### Task goal
The data below should be restated word for word, with every picture omitted.

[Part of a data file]
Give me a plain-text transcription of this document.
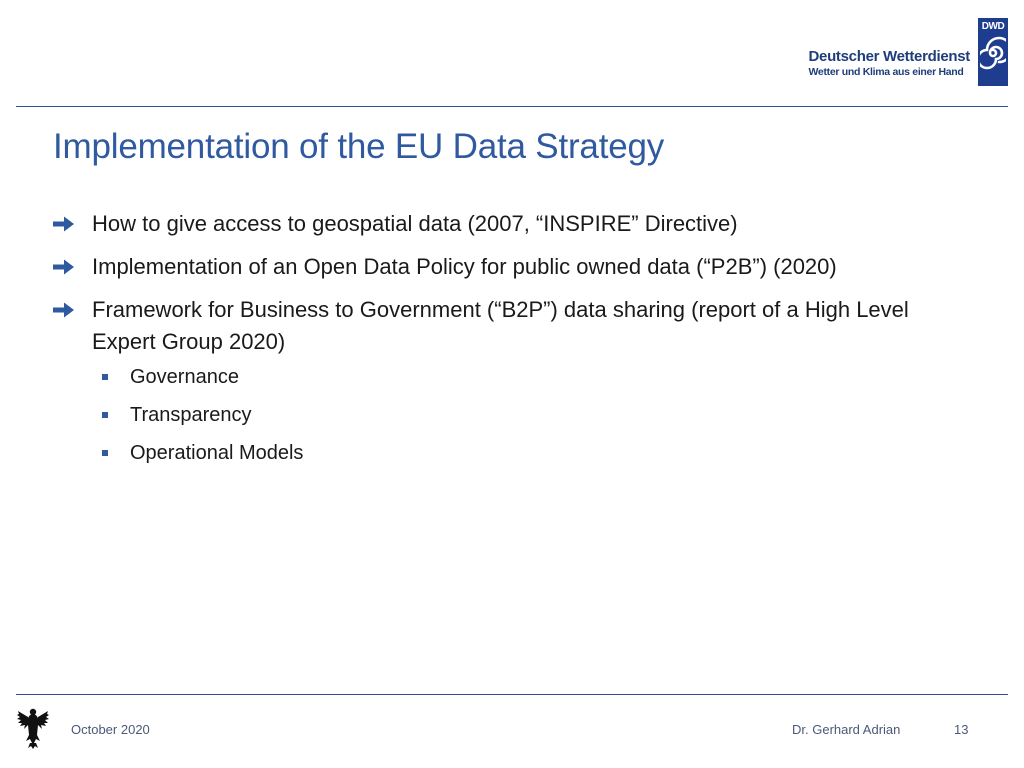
Deutscher Wetterdienst
Wetter und Klima aus einer Hand
DWD
Implementation of the EU Data Strategy
How to give access to geospatial data (2007, “INSPIRE” Directive)
Implementation of an Open Data Policy for public owned data (“P2B”) (2020)
Framework for Business to Government (“B2P”) data sharing (report of a High Level Expert Group 2020)
Governance
Transparency
Operational Models
October 2020	Dr. Gerhard Adrian	13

### Correct answer
Give me a plain-text transcription of this document.
Deutscher Wetterdienst
Wetter und Klima aus einer Hand
DWD
Implementation of the EU Data Strategy
How to give access to geospatial data (2007, “INSPIRE” Directive)
Implementation of an Open Data Policy for public owned data (“P2B”) (2020)
Framework for Business to Government (“B2P”) data sharing (report of a High Level Expert Group 2020)
Governance
Transparency
Operational Models
October 2020	Dr. Gerhard Adrian	13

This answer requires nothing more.